### PROBLEM
Return the records word for word. Any pictures in them are not part of the copy.

### RECORDED INFORMATION

□ □ □

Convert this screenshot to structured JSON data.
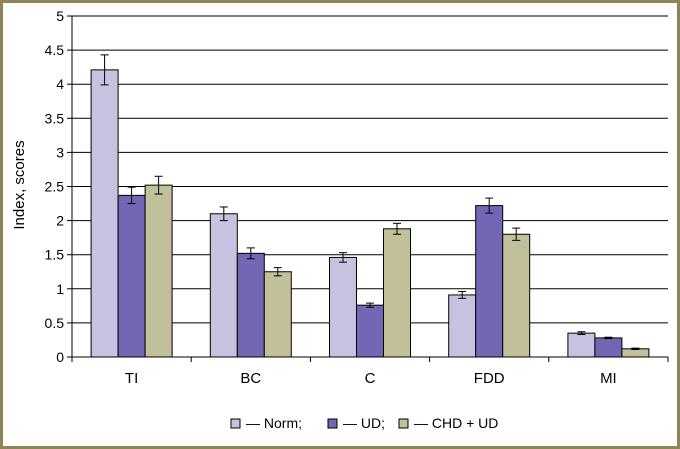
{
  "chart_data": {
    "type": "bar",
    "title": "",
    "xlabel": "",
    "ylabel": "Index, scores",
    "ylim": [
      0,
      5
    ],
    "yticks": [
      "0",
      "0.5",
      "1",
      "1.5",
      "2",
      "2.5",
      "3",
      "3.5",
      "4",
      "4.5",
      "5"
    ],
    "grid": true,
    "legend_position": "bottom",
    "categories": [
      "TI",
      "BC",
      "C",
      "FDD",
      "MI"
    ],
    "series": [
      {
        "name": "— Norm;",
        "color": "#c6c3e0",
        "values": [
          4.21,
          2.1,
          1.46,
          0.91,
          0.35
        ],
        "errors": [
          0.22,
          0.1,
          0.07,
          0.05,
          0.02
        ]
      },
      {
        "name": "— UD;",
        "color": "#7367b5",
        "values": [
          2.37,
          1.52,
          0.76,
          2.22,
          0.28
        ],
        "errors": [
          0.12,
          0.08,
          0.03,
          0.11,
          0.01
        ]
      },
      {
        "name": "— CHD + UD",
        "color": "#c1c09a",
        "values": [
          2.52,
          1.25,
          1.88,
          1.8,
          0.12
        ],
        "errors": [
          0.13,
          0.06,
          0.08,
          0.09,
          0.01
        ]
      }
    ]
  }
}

□ □ □

### PROBLEM SOLUTION
Convert this screenshot to structured JSON data.
{
  "chart_data": {
    "type": "bar",
    "title": "",
    "xlabel": "",
    "ylabel": "Index, scores",
    "ylim": [
      0,
      5
    ],
    "yticks": [
      "0",
      "0.5",
      "1",
      "1.5",
      "2",
      "2.5",
      "3",
      "3.5",
      "4",
      "4.5",
      "5"
    ],
    "grid": true,
    "legend_position": "bottom",
    "categories": [
      "TI",
      "BC",
      "C",
      "FDD",
      "MI"
    ],
    "series": [
      {
        "name": "— Norm;",
        "color": "#c6c3e0",
        "values": [
          4.21,
          2.1,
          1.46,
          0.91,
          0.35
        ],
        "errors": [
          0.22,
          0.1,
          0.07,
          0.05,
          0.02
        ]
      },
      {
        "name": "— UD;",
        "color": "#7367b5",
        "values": [
          2.37,
          1.52,
          0.76,
          2.22,
          0.28
        ],
        "errors": [
          0.12,
          0.08,
          0.03,
          0.11,
          0.01
        ]
      },
      {
        "name": "— CHD + UD",
        "color": "#c1c09a",
        "values": [
          2.52,
          1.25,
          1.88,
          1.8,
          0.12
        ],
        "errors": [
          0.13,
          0.06,
          0.08,
          0.09,
          0.01
        ]
      }
    ]
  }
}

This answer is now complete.